BEGIN PROVIDED INFORMATION
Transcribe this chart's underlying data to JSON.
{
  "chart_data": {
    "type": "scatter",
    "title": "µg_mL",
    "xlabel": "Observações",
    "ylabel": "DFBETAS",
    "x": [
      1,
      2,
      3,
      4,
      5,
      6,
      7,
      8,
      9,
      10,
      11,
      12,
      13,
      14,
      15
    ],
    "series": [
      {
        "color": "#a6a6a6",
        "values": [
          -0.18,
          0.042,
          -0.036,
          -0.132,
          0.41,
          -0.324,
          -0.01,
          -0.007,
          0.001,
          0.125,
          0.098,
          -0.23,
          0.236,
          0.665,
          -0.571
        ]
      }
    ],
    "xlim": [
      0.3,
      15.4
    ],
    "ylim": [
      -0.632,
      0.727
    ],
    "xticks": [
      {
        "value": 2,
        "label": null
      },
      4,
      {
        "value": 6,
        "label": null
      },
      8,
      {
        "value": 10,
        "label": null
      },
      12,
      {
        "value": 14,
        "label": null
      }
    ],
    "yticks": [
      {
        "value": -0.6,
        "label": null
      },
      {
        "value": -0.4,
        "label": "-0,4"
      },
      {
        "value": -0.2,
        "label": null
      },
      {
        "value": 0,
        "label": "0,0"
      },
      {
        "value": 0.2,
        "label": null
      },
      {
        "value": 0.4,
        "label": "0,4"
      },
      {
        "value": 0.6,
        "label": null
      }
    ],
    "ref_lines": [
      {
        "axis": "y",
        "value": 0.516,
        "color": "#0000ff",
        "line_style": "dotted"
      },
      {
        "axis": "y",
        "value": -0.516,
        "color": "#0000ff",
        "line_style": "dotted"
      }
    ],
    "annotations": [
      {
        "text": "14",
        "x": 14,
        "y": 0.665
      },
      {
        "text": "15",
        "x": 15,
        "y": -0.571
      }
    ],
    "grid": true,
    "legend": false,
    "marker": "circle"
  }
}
END PROVIDED INFORMATION
BEGIN PROVIDED INFORMATION
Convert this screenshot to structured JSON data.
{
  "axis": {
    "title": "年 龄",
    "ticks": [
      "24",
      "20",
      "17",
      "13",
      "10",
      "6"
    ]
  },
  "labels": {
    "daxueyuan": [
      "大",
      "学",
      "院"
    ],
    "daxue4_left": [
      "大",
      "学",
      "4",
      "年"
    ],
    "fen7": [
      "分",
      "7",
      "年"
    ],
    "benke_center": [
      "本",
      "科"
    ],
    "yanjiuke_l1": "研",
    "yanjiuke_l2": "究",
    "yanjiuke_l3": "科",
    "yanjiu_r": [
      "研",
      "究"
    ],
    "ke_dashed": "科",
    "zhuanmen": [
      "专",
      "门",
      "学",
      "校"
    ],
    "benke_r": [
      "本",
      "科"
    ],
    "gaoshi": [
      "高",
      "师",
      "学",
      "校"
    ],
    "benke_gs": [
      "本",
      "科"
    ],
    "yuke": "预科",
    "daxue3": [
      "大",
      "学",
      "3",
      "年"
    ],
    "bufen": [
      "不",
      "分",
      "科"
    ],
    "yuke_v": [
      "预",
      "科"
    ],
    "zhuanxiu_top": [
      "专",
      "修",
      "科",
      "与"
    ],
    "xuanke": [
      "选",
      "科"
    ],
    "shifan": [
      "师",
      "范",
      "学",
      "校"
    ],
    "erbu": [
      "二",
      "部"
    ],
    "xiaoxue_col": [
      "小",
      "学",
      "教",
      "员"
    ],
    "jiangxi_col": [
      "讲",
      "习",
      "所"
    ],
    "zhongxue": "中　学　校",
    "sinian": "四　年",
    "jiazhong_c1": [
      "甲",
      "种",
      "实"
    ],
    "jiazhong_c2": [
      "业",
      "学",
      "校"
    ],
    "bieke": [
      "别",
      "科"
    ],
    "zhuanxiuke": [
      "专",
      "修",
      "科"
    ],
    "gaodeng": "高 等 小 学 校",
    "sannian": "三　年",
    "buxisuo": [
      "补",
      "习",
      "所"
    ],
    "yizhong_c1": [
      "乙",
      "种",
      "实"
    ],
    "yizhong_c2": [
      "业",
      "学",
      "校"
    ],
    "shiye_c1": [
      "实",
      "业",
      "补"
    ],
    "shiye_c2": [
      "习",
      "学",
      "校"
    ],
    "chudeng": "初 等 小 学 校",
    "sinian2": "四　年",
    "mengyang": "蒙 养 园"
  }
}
END PROVIDED INFORMATION
• **STATED GOAL**:
Filter the records, keeping only lines that contain "this", and show those lines.

• **EXPECTED ANSWER**:
Transcribe this chart's underlying data to JSON.
Convert this screenshot to structured JSON data.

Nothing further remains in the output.